Dataset rows about figures:
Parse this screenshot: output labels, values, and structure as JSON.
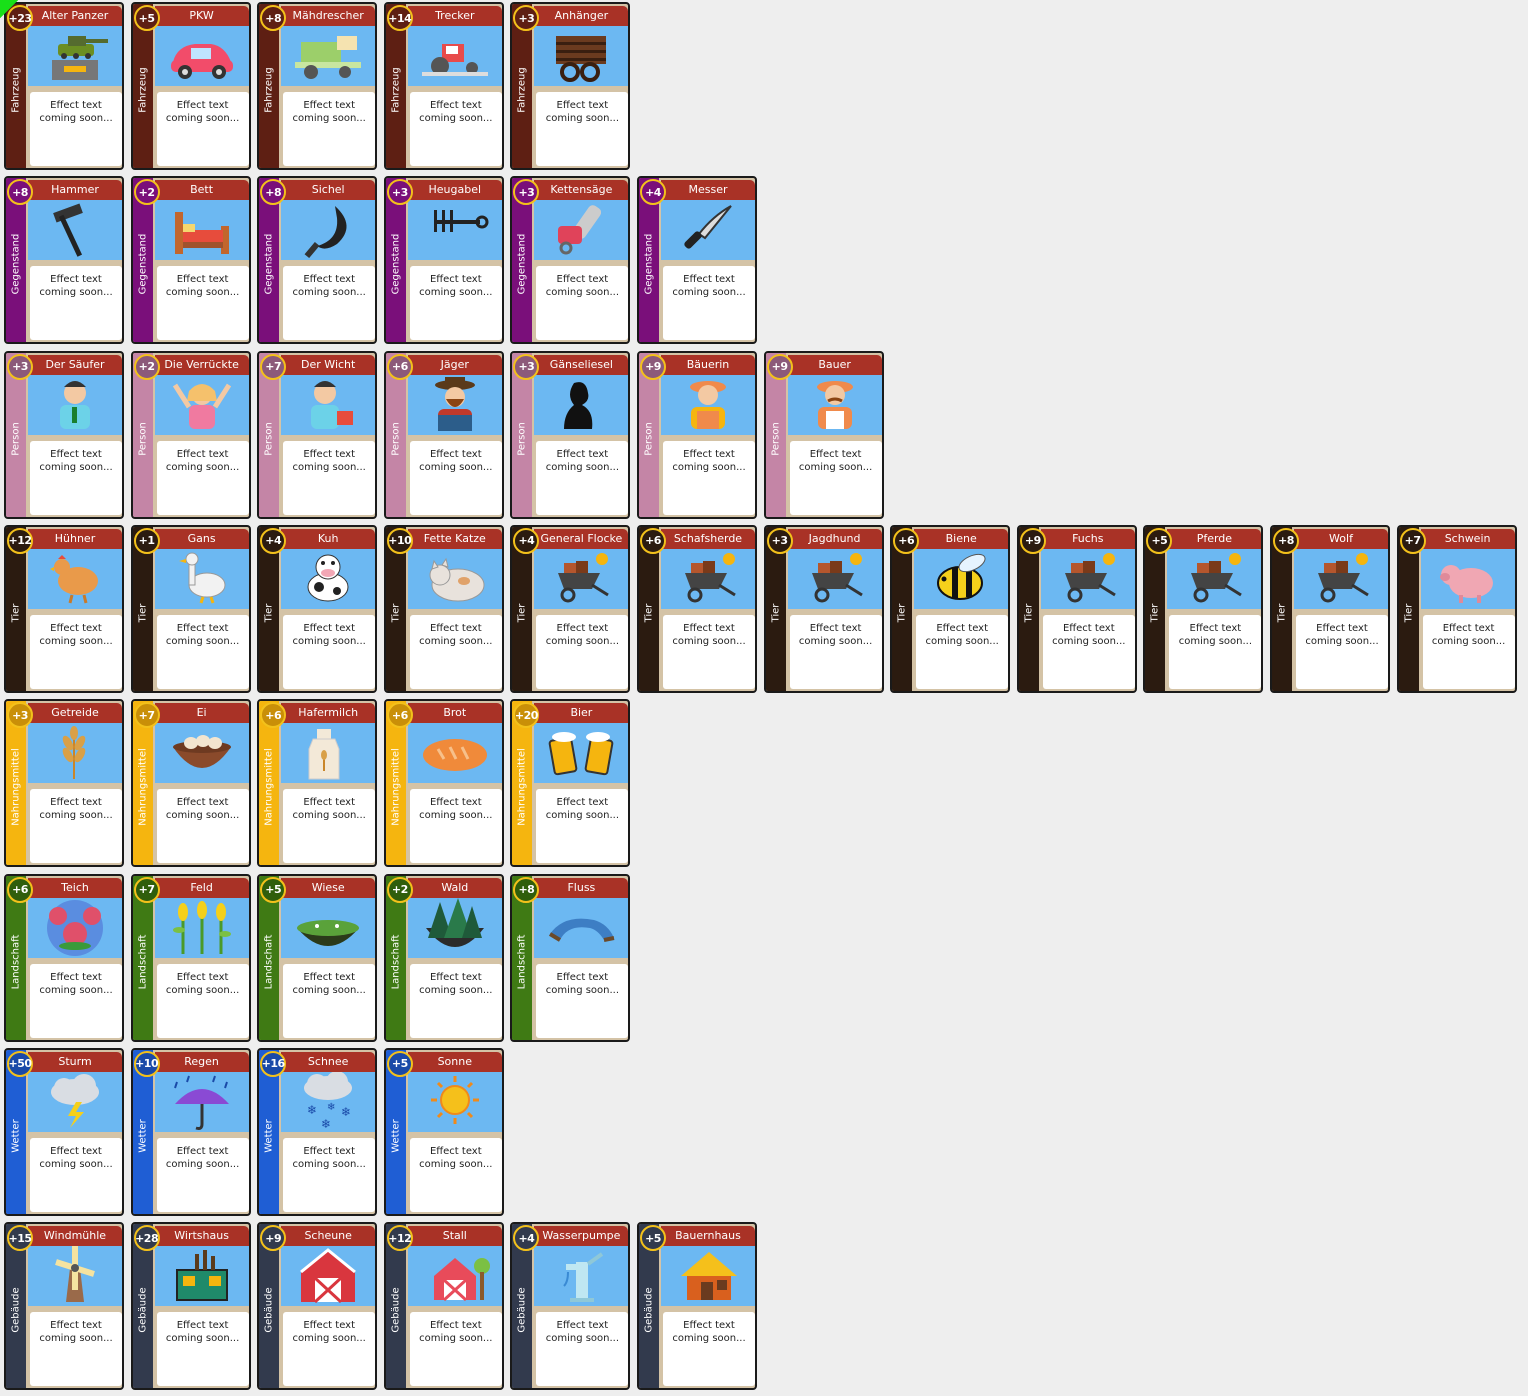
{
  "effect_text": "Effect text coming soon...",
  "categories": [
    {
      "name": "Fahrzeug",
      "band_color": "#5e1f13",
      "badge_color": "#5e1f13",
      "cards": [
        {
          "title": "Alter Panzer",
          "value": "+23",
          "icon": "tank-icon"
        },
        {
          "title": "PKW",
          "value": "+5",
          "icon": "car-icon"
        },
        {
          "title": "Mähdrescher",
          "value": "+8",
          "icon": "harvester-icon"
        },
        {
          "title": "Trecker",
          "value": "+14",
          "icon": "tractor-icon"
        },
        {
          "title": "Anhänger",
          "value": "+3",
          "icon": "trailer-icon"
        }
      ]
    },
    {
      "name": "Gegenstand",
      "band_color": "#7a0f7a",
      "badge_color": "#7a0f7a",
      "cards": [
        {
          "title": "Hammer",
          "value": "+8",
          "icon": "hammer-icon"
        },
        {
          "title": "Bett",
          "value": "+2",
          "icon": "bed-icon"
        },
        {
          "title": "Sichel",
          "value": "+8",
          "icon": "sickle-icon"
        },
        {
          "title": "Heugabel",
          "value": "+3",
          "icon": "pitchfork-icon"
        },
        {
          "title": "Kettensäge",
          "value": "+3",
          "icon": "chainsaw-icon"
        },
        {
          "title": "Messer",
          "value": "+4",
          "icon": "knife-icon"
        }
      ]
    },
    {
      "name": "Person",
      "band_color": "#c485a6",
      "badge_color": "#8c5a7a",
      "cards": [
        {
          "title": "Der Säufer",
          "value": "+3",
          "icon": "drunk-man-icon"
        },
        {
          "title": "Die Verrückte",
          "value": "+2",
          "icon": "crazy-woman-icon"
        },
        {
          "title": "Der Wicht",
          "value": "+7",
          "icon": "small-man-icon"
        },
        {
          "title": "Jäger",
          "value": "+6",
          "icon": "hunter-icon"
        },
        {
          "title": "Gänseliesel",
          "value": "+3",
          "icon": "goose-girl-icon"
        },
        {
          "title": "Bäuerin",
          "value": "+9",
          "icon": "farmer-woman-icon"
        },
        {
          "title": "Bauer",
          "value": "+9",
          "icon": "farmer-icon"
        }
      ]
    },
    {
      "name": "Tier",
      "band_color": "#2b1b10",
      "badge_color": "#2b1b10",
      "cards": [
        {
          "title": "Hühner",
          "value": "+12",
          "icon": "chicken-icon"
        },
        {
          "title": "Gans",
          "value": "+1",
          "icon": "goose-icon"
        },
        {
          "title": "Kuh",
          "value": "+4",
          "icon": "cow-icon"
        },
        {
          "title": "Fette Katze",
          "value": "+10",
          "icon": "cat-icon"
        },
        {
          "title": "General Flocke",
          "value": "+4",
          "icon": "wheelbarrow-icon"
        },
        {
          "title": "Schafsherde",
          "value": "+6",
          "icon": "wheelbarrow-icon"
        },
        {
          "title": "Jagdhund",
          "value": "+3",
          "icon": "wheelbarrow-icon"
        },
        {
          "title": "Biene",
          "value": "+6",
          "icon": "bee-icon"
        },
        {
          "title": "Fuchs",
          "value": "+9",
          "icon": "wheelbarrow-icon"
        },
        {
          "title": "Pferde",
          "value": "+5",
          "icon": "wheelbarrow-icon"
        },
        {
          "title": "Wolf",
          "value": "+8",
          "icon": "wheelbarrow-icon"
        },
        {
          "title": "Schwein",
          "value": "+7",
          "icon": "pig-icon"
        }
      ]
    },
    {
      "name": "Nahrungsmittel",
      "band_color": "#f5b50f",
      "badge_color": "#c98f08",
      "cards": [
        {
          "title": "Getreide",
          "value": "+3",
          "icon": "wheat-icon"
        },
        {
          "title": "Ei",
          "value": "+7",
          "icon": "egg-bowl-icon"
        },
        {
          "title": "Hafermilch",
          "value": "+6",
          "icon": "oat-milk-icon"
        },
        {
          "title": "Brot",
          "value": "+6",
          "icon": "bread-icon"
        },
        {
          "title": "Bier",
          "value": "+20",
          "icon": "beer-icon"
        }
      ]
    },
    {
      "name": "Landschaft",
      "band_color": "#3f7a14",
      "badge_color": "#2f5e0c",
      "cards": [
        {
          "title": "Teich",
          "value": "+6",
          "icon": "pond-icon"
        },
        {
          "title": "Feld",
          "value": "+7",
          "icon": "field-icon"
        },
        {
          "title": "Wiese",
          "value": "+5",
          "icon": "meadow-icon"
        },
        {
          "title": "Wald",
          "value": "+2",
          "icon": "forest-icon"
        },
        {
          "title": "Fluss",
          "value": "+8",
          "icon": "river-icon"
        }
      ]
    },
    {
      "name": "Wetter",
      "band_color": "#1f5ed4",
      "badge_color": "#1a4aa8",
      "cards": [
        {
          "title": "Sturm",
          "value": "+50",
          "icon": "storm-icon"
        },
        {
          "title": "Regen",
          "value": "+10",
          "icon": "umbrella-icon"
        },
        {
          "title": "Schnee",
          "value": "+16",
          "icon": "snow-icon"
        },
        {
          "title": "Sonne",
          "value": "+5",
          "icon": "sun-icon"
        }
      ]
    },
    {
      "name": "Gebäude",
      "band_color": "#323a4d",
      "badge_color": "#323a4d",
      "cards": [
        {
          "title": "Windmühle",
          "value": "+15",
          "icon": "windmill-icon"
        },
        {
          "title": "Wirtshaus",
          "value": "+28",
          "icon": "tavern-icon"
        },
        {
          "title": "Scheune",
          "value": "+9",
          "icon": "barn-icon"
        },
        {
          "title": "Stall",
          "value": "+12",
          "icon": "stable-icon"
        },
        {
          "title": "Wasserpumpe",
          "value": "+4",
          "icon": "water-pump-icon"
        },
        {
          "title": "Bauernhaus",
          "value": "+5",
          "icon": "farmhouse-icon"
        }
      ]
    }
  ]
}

→ Goal
The material above holds pictures; copy everything else in it exactly.

→ Task response
Parse this screenshot: output labels, values, and structure as JSON.
{
  "effect_text": "Effect text coming soon...",
  "categories": [
    {
      "name": "Fahrzeug",
      "band_color": "#5e1f13",
      "badge_color": "#5e1f13",
      "cards": [
        {
          "title": "Alter Panzer",
          "value": "+23",
          "icon": "tank-icon"
        },
        {
          "title": "PKW",
          "value": "+5",
          "icon": "car-icon"
        },
        {
          "title": "Mähdrescher",
          "value": "+8",
          "icon": "harvester-icon"
        },
        {
          "title": "Trecker",
          "value": "+14",
          "icon": "tractor-icon"
        },
        {
          "title": "Anhänger",
          "value": "+3",
          "icon": "trailer-icon"
        }
      ]
    },
    {
      "name": "Gegenstand",
      "band_color": "#7a0f7a",
      "badge_color": "#7a0f7a",
      "cards": [
        {
          "title": "Hammer",
          "value": "+8",
          "icon": "hammer-icon"
        },
        {
          "title": "Bett",
          "value": "+2",
          "icon": "bed-icon"
        },
        {
          "title": "Sichel",
          "value": "+8",
          "icon": "sickle-icon"
        },
        {
          "title": "Heugabel",
          "value": "+3",
          "icon": "pitchfork-icon"
        },
        {
          "title": "Kettensäge",
          "value": "+3",
          "icon": "chainsaw-icon"
        },
        {
          "title": "Messer",
          "value": "+4",
          "icon": "knife-icon"
        }
      ]
    },
    {
      "name": "Person",
      "band_color": "#c485a6",
      "badge_color": "#8c5a7a",
      "cards": [
        {
          "title": "Der Säufer",
          "value": "+3",
          "icon": "drunk-man-icon"
        },
        {
          "title": "Die Verrückte",
          "value": "+2",
          "icon": "crazy-woman-icon"
        },
        {
          "title": "Der Wicht",
          "value": "+7",
          "icon": "small-man-icon"
        },
        {
          "title": "Jäger",
          "value": "+6",
          "icon": "hunter-icon"
        },
        {
          "title": "Gänseliesel",
          "value": "+3",
          "icon": "goose-girl-icon"
        },
        {
          "title": "Bäuerin",
          "value": "+9",
          "icon": "farmer-woman-icon"
        },
        {
          "title": "Bauer",
          "value": "+9",
          "icon": "farmer-icon"
        }
      ]
    },
    {
      "name": "Tier",
      "band_color": "#2b1b10",
      "badge_color": "#2b1b10",
      "cards": [
        {
          "title": "Hühner",
          "value": "+12",
          "icon": "chicken-icon"
        },
        {
          "title": "Gans",
          "value": "+1",
          "icon": "goose-icon"
        },
        {
          "title": "Kuh",
          "value": "+4",
          "icon": "cow-icon"
        },
        {
          "title": "Fette Katze",
          "value": "+10",
          "icon": "cat-icon"
        },
        {
          "title": "General Flocke",
          "value": "+4",
          "icon": "wheelbarrow-icon"
        },
        {
          "title": "Schafsherde",
          "value": "+6",
          "icon": "wheelbarrow-icon"
        },
        {
          "title": "Jagdhund",
          "value": "+3",
          "icon": "wheelbarrow-icon"
        },
        {
          "title": "Biene",
          "value": "+6",
          "icon": "bee-icon"
        },
        {
          "title": "Fuchs",
          "value": "+9",
          "icon": "wheelbarrow-icon"
        },
        {
          "title": "Pferde",
          "value": "+5",
          "icon": "wheelbarrow-icon"
        },
        {
          "title": "Wolf",
          "value": "+8",
          "icon": "wheelbarrow-icon"
        },
        {
          "title": "Schwein",
          "value": "+7",
          "icon": "pig-icon"
        }
      ]
    },
    {
      "name": "Nahrungsmittel",
      "band_color": "#f5b50f",
      "badge_color": "#c98f08",
      "cards": [
        {
          "title": "Getreide",
          "value": "+3",
          "icon": "wheat-icon"
        },
        {
          "title": "Ei",
          "value": "+7",
          "icon": "egg-bowl-icon"
        },
        {
          "title": "Hafermilch",
          "value": "+6",
          "icon": "oat-milk-icon"
        },
        {
          "title": "Brot",
          "value": "+6",
          "icon": "bread-icon"
        },
        {
          "title": "Bier",
          "value": "+20",
          "icon": "beer-icon"
        }
      ]
    },
    {
      "name": "Landschaft",
      "band_color": "#3f7a14",
      "badge_color": "#2f5e0c",
      "cards": [
        {
          "title": "Teich",
          "value": "+6",
          "icon": "pond-icon"
        },
        {
          "title": "Feld",
          "value": "+7",
          "icon": "field-icon"
        },
        {
          "title": "Wiese",
          "value": "+5",
          "icon": "meadow-icon"
        },
        {
          "title": "Wald",
          "value": "+2",
          "icon": "forest-icon"
        },
        {
          "title": "Fluss",
          "value": "+8",
          "icon": "river-icon"
        }
      ]
    },
    {
      "name": "Wetter",
      "band_color": "#1f5ed4",
      "badge_color": "#1a4aa8",
      "cards": [
        {
          "title": "Sturm",
          "value": "+50",
          "icon": "storm-icon"
        },
        {
          "title": "Regen",
          "value": "+10",
          "icon": "umbrella-icon"
        },
        {
          "title": "Schnee",
          "value": "+16",
          "icon": "snow-icon"
        },
        {
          "title": "Sonne",
          "value": "+5",
          "icon": "sun-icon"
        }
      ]
    },
    {
      "name": "Gebäude",
      "band_color": "#323a4d",
      "badge_color": "#323a4d",
      "cards": [
        {
          "title": "Windmühle",
          "value": "+15",
          "icon": "windmill-icon"
        },
        {
          "title": "Wirtshaus",
          "value": "+28",
          "icon": "tavern-icon"
        },
        {
          "title": "Scheune",
          "value": "+9",
          "icon": "barn-icon"
        },
        {
          "title": "Stall",
          "value": "+12",
          "icon": "stable-icon"
        },
        {
          "title": "Wasserpumpe",
          "value": "+4",
          "icon": "water-pump-icon"
        },
        {
          "title": "Bauernhaus",
          "value": "+5",
          "icon": "farmhouse-icon"
        }
      ]
    }
  ]
}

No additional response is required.